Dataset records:
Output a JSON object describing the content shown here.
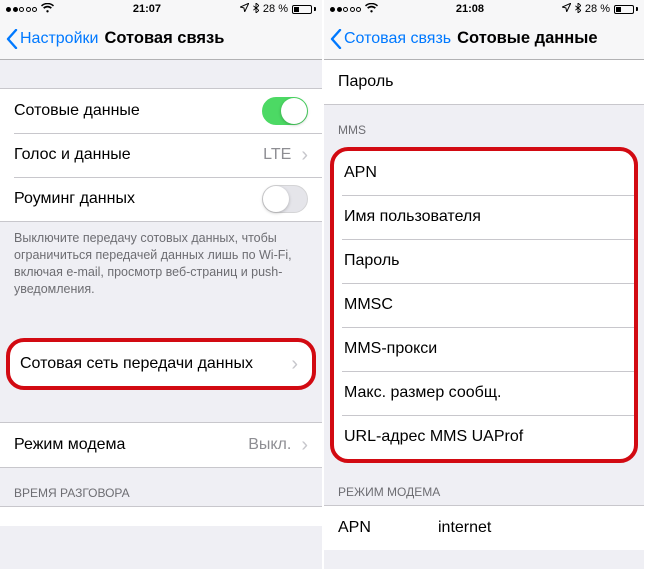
{
  "left": {
    "status": {
      "time": "21:07",
      "battery": "28 %",
      "signal_filled": 2,
      "signal_total": 5
    },
    "nav": {
      "back": "Настройки",
      "title": "Сотовая связь"
    },
    "rows": {
      "cellular_data": "Сотовые данные",
      "voice_data": {
        "label": "Голос и данные",
        "value": "LTE"
      },
      "roaming": "Роуминг данных",
      "network": "Сотовая сеть передачи данных",
      "hotspot": {
        "label": "Режим модема",
        "value": "Выкл."
      }
    },
    "footnote": "Выключите передачу сотовых данных, чтобы ограничиться передачей данных лишь по Wi-Fi, включая e-mail, просмотр веб-страниц и push-уведомления.",
    "section_call_time": "ВРЕМЯ РАЗГОВОРА"
  },
  "right": {
    "status": {
      "time": "21:08",
      "battery": "28 %",
      "signal_filled": 2,
      "signal_total": 5
    },
    "nav": {
      "back": "Сотовая связь",
      "title": "Сотовые данные"
    },
    "top_row": "Пароль",
    "section_mms": "MMS",
    "mms_fields": {
      "apn": "APN",
      "user": "Имя пользователя",
      "pass": "Пароль",
      "mmsc": "MMSC",
      "proxy": "MMS-прокси",
      "size": "Макс. размер сообщ.",
      "uaprof": "URL-адрес MMS UAProf"
    },
    "section_hotspot": "РЕЖИМ МОДЕМА",
    "hotspot": {
      "label": "APN",
      "value": "internet"
    }
  }
}
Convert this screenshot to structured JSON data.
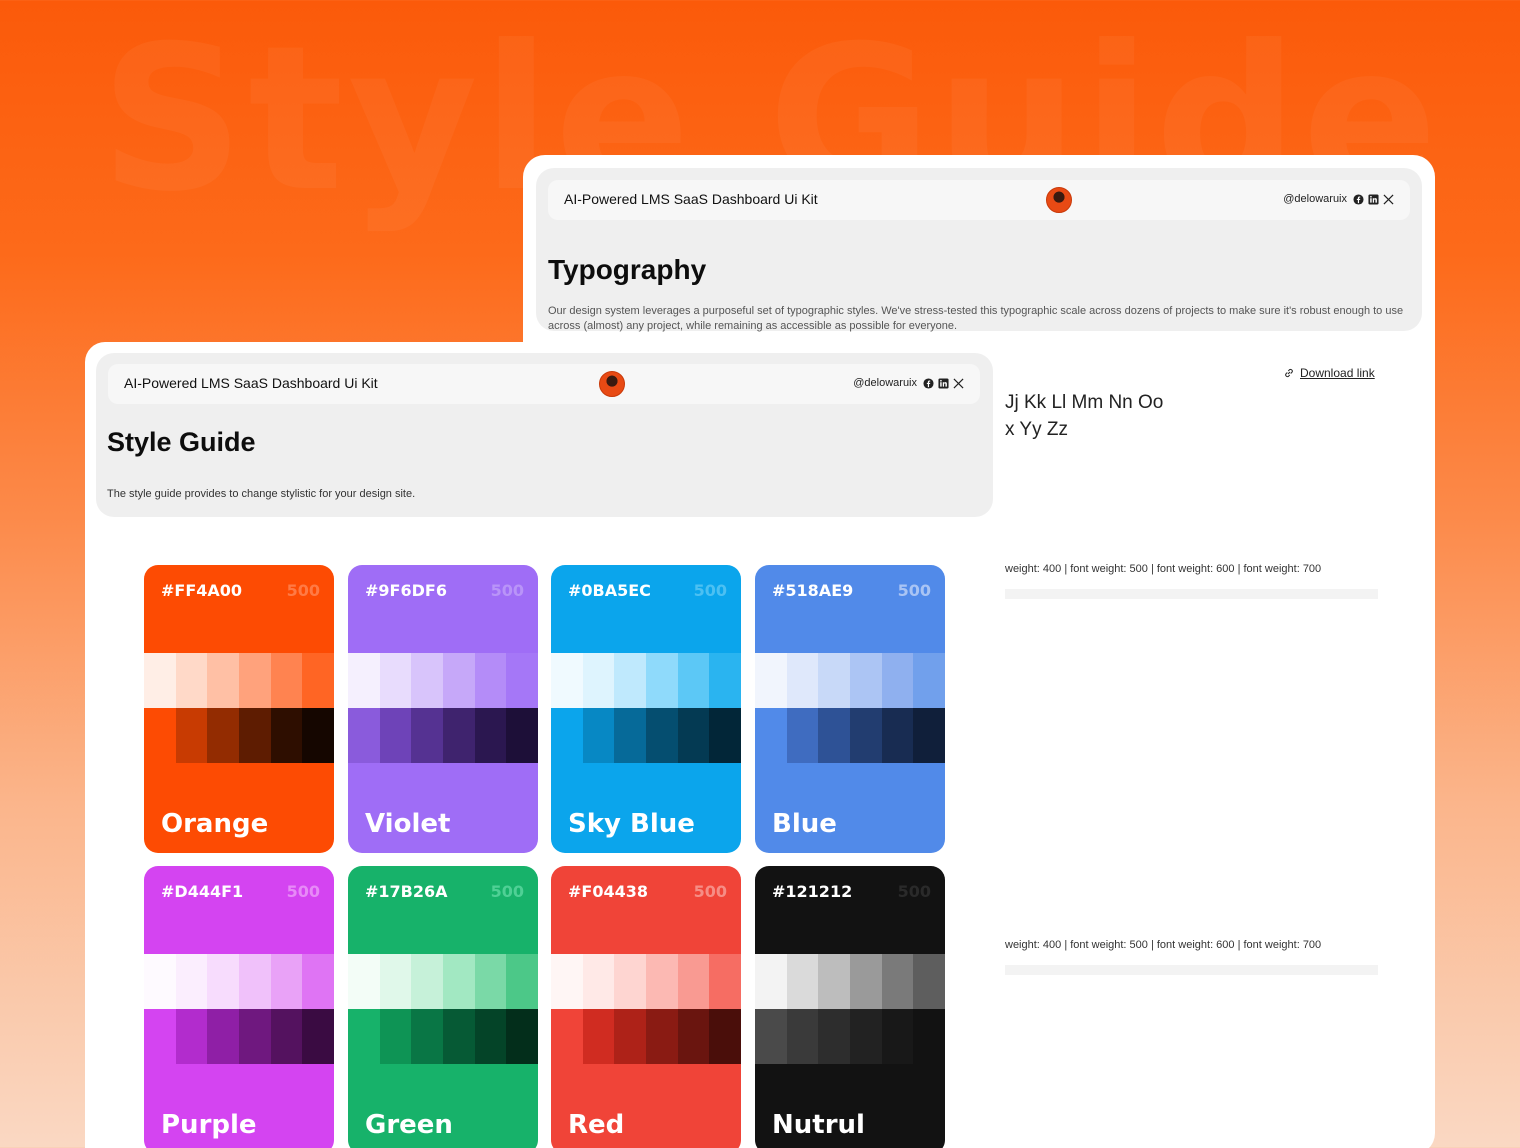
{
  "background_title": "Style Guide",
  "typography_page": {
    "kit_title": "AI-Powered LMS SaaS Dashboard Ui Kit",
    "handle": "@delowaruix",
    "heading": "Typography",
    "description": "Our design system leverages a purposeful set of typographic styles. We've stress-tested this typographic scale across dozens of projects to make sure it's robust enough to use across (almost) any project, while remaining as accessible as possible for everyone.",
    "download_label": "Download link",
    "alphabet_line1": "Jj Kk Ll Mm Nn Oo",
    "alphabet_line2": "x Yy Zz",
    "weights_line1": "weight: 400  |  font weight: 500  |  font weight: 600  |  font weight: 700",
    "weights_line2": "weight: 400  |  font weight: 500  |  font weight: 600  |  font weight: 700"
  },
  "style_guide_page": {
    "kit_title": "AI-Powered LMS SaaS Dashboard Ui Kit",
    "handle": "@delowaruix",
    "heading": "Style Guide",
    "description": "The style guide provides to change stylistic for your design site."
  },
  "social_icons": [
    "facebook-icon",
    "linkedin-icon",
    "x-icon"
  ],
  "swatches": [
    {
      "hex": "#FF4A00",
      "level": "500",
      "name": "Orange",
      "base": "#fd4b03",
      "level_color": "#ff7a45",
      "light": [
        "#ffeee6",
        "#ffd9c8",
        "#ffc0a5",
        "#ffa27c",
        "#ff8350",
        "#ff6524"
      ],
      "dark": [
        "#fd4b03",
        "#c83b02",
        "#932c01",
        "#5e1c01",
        "#2e0e00",
        "#150600"
      ]
    },
    {
      "hex": "#9F6DF6",
      "level": "500",
      "name": "Violet",
      "base": "#9f6df6",
      "level_color": "#b994f8",
      "light": [
        "#f5f0fe",
        "#e8dcfd",
        "#d8c4fb",
        "#c6a8f9",
        "#b48cf8",
        "#a577f7"
      ],
      "dark": [
        "#8a5bdc",
        "#6e43b8",
        "#553292",
        "#3f236e",
        "#2b1750",
        "#1d0f38"
      ]
    },
    {
      "hex": "#0BA5EC",
      "level": "500",
      "name": "Sky Blue",
      "base": "#0ba5ec",
      "level_color": "#4cc0f2",
      "light": [
        "#f0faff",
        "#def4fe",
        "#bfe9fd",
        "#8fdafb",
        "#5cc8f6",
        "#2ab4f0"
      ],
      "dark": [
        "#0ba5ec",
        "#0788c4",
        "#066a99",
        "#054e70",
        "#043a53",
        "#022638"
      ]
    },
    {
      "hex": "#518AE9",
      "level": "500",
      "name": "Blue",
      "base": "#518ae9",
      "level_color": "#a9c4f4",
      "light": [
        "#f1f5fd",
        "#dfe8fb",
        "#c8d9f8",
        "#acc5f4",
        "#8fb0ef",
        "#71a0ec"
      ],
      "dark": [
        "#518ae9",
        "#3f6cc0",
        "#2e5296",
        "#223d70",
        "#182c52",
        "#101f3a"
      ]
    },
    {
      "hex": "#D444F1",
      "level": "500",
      "name": "Purple",
      "base": "#d444f1",
      "level_color": "#e78af7",
      "light": [
        "#fefaff",
        "#fbeefe",
        "#f7dcfd",
        "#f0c1fa",
        "#e9a2f7",
        "#df74f4"
      ],
      "dark": [
        "#d444f1",
        "#b22ccd",
        "#8f1fa6",
        "#6f187f",
        "#54125f",
        "#3a0b42"
      ]
    },
    {
      "hex": "#17B26A",
      "level": "500",
      "name": "Green",
      "base": "#17b26a",
      "level_color": "#4fd095",
      "light": [
        "#f3fdf7",
        "#e0f8ea",
        "#c6f1d9",
        "#a2e8c2",
        "#7ad9a7",
        "#4cc888"
      ],
      "dark": [
        "#17b26a",
        "#0e9455",
        "#097645",
        "#065a35",
        "#044428",
        "#032e1b"
      ]
    },
    {
      "hex": "#F04438",
      "level": "500",
      "name": "Red",
      "base": "#f04438",
      "level_color": "#f68d85",
      "light": [
        "#fff6f5",
        "#ffe9e7",
        "#fed5d1",
        "#fcb9b3",
        "#f99a92",
        "#f66d63"
      ],
      "dark": [
        "#f04438",
        "#d02c21",
        "#ae2218",
        "#8a1b13",
        "#6a150f",
        "#4a0e0a"
      ]
    },
    {
      "hex": "#121212",
      "level": "500",
      "name": "Nutrul",
      "base": "#121212",
      "level_color": "#2a2a2a",
      "light": [
        "#f3f3f3",
        "#dadada",
        "#bdbdbd",
        "#9a9a9a",
        "#7a7a7a",
        "#5e5e5e"
      ],
      "dark": [
        "#4a4a4a",
        "#3a3a3a",
        "#2d2d2d",
        "#222222",
        "#181818",
        "#121212"
      ]
    }
  ]
}
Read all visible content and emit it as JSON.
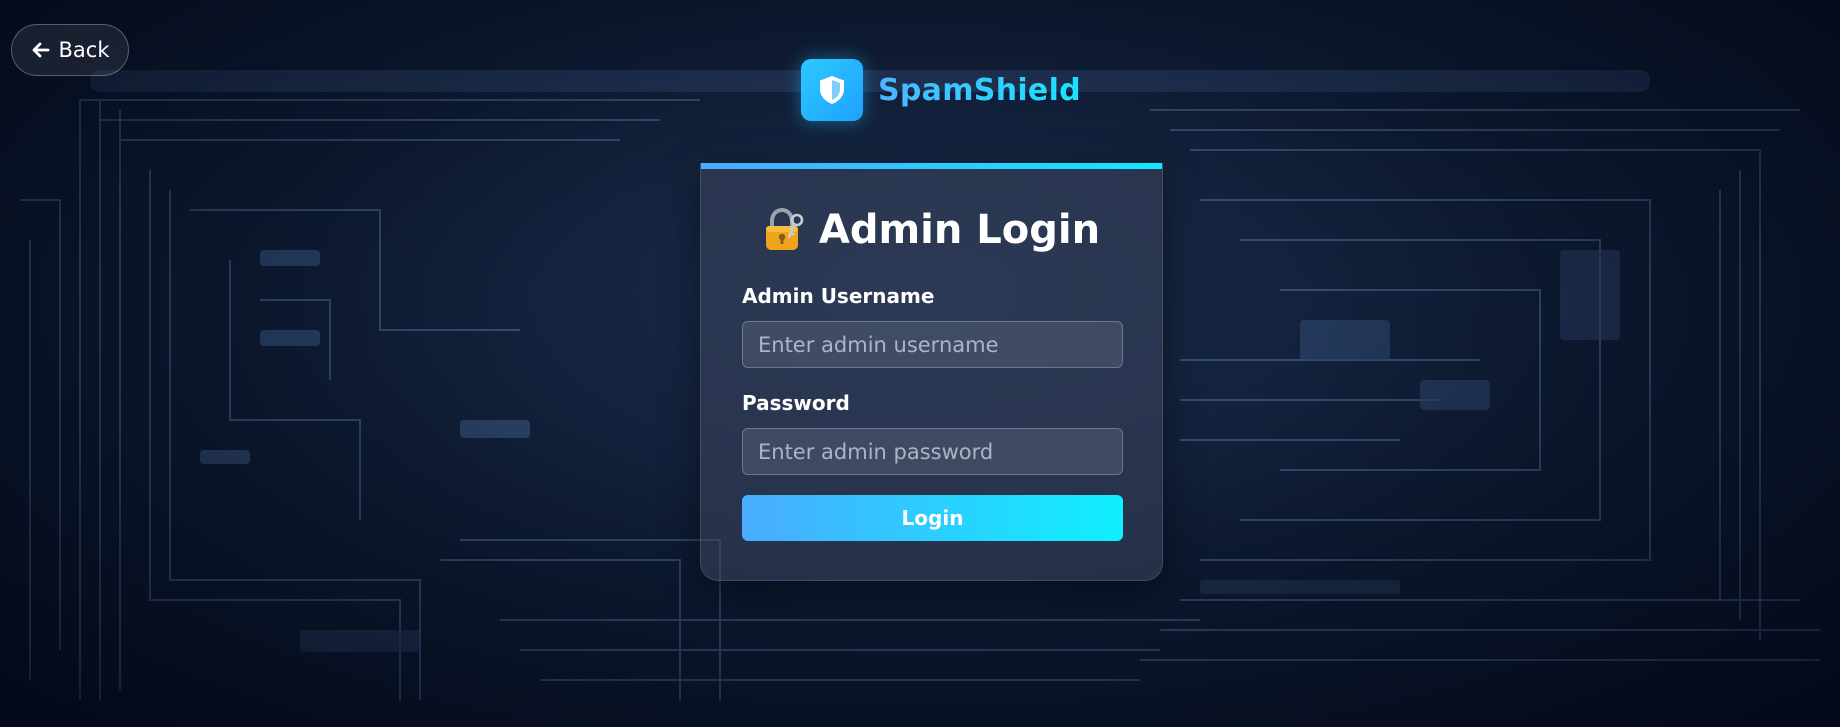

# [Problem requirements]
Go through the listing above and write it all out exactly, leaving out any picture.

# [Task answer]
Output a JSON object describing the content shown here.
{
  "left": {
    "status": {
      "time": "21:07",
      "battery": "28 %",
      "signal_filled": 2,
      "signal_total": 5
    },
    "nav": {
      "back": "Настройки",
      "title": "Сотовая связь"
    },
    "rows": {
      "cellular_data": "Сотовые данные",
      "voice_data": {
        "label": "Голос и данные",
        "value": "LTE"
      },
      "roaming": "Роуминг данных",
      "network": "Сотовая сеть передачи данных",
      "hotspot": {
        "label": "Режим модема",
        "value": "Выкл."
      }
    },
    "footnote": "Выключите передачу сотовых данных, чтобы ограничиться передачей данных лишь по Wi-Fi, включая e-mail, просмотр веб-страниц и push-уведомления.",
    "section_call_time": "ВРЕМЯ РАЗГОВОРА"
  },
  "right": {
    "status": {
      "time": "21:08",
      "battery": "28 %",
      "signal_filled": 2,
      "signal_total": 5
    },
    "nav": {
      "back": "Сотовая связь",
      "title": "Сотовые данные"
    },
    "top_row": "Пароль",
    "section_mms": "MMS",
    "mms_fields": {
      "apn": "APN",
      "user": "Имя пользователя",
      "pass": "Пароль",
      "mmsc": "MMSC",
      "proxy": "MMS-прокси",
      "size": "Макс. размер сообщ.",
      "uaprof": "URL-адрес MMS UAProf"
    },
    "section_hotspot": "РЕЖИМ МОДЕМА",
    "hotspot": {
      "label": "APN",
      "value": "internet"
    }
  }
}
Convert this screenshot to structured JSON data.
{
  "background_title": "Style Guide",
  "typography_page": {
    "kit_title": "AI-Powered LMS SaaS Dashboard Ui Kit",
    "handle": "@delowaruix",
    "heading": "Typography",
    "description": "Our design system leverages a purposeful set of typographic styles. We've stress-tested this typographic scale across dozens of projects to make sure it's robust enough to use across (almost) any project, while remaining as accessible as possible for everyone.",
    "download_label": "Download link",
    "alphabet_line1": "Jj Kk Ll Mm Nn Oo",
    "alphabet_line2": "x Yy Zz",
    "weights_line1": "weight: 400  |  font weight: 500  |  font weight: 600  |  font weight: 700",
    "weights_line2": "weight: 400  |  font weight: 500  |  font weight: 600  |  font weight: 700"
  },
  "style_guide_page": {
    "kit_title": "AI-Powered LMS SaaS Dashboard Ui Kit",
    "handle": "@delowaruix",
    "heading": "Style Guide",
    "description": "The style guide provides to change stylistic for your design site."
  },
  "social_icons": [
    "facebook-icon",
    "linkedin-icon",
    "x-icon"
  ],
  "swatches": [
    {
      "hex": "#FF4A00",
      "level": "500",
      "name": "Orange",
      "base": "#fd4b03",
      "level_color": "#ff7a45",
      "light": [
        "#ffeee6",
        "#ffd9c8",
        "#ffc0a5",
        "#ffa27c",
        "#ff8350",
        "#ff6524"
      ],
      "dark": [
        "#fd4b03",
        "#c83b02",
        "#932c01",
        "#5e1c01",
        "#2e0e00",
        "#150600"
      ]
    },
    {
      "hex": "#9F6DF6",
      "level": "500",
      "name": "Violet",
      "base": "#9f6df6",
      "level_color": "#b994f8",
      "light": [
        "#f5f0fe",
        "#e8dcfd",
        "#d8c4fb",
        "#c6a8f9",
        "#b48cf8",
        "#a577f7"
      ],
      "dark": [
        "#8a5bdc",
        "#6e43b8",
        "#553292",
        "#3f236e",
        "#2b1750",
        "#1d0f38"
      ]
    },
    {
      "hex": "#0BA5EC",
      "level": "500",
      "name": "Sky Blue",
      "base": "#0ba5ec",
      "level_color": "#4cc0f2",
      "light": [
        "#f0faff",
        "#def4fe",
        "#bfe9fd",
        "#8fdafb",
        "#5cc8f6",
        "#2ab4f0"
      ],
      "dark": [
        "#0ba5ec",
        "#0788c4",
        "#066a99",
        "#054e70",
        "#043a53",
        "#022638"
      ]
    },
    {
      "hex": "#518AE9",
      "level": "500",
      "name": "Blue",
      "base": "#518ae9",
      "level_color": "#a9c4f4",
      "light": [
        "#f1f5fd",
        "#dfe8fb",
        "#c8d9f8",
        "#acc5f4",
        "#8fb0ef",
        "#71a0ec"
      ],
      "dark": [
        "#518ae9",
        "#3f6cc0",
        "#2e5296",
        "#223d70",
        "#182c52",
        "#101f3a"
      ]
    },
    {
      "hex": "#D444F1",
      "level": "500",
      "name": "Purple",
      "base": "#d444f1",
      "level_color": "#e78af7",
      "light": [
        "#fefaff",
        "#fbeefe",
        "#f7dcfd",
        "#f0c1fa",
        "#e9a2f7",
        "#df74f4"
      ],
      "dark": [
        "#d444f1",
        "#b22ccd",
        "#8f1fa6",
        "#6f187f",
        "#54125f",
        "#3a0b42"
      ]
    },
    {
      "hex": "#17B26A",
      "level": "500",
      "name": "Green",
      "base": "#17b26a",
      "level_color": "#4fd095",
      "light": [
        "#f3fdf7",
        "#e0f8ea",
        "#c6f1d9",
        "#a2e8c2",
        "#7ad9a7",
        "#4cc888"
      ],
      "dark": [
        "#17b26a",
        "#0e9455",
        "#097645",
        "#065a35",
        "#044428",
        "#032e1b"
      ]
    },
    {
      "hex": "#F04438",
      "level": "500",
      "name": "Red",
      "base": "#f04438",
      "level_color": "#f68d85",
      "light": [
        "#fff6f5",
        "#ffe9e7",
        "#fed5d1",
        "#fcb9b3",
        "#f99a92",
        "#f66d63"
      ],
      "dark": [
        "#f04438",
        "#d02c21",
        "#ae2218",
        "#8a1b13",
        "#6a150f",
        "#4a0e0a"
      ]
    },
    {
      "hex": "#121212",
      "level": "500",
      "name": "Nutrul",
      "base": "#121212",
      "level_color": "#2a2a2a",
      "light": [
        "#f3f3f3",
        "#dadada",
        "#bdbdbd",
        "#9a9a9a",
        "#7a7a7a",
        "#5e5e5e"
      ],
      "dark": [
        "#4a4a4a",
        "#3a3a3a",
        "#2d2d2d",
        "#222222",
        "#181818",
        "#121212"
      ]
    }
  ]
}
Read all visible content and emit it as JSON.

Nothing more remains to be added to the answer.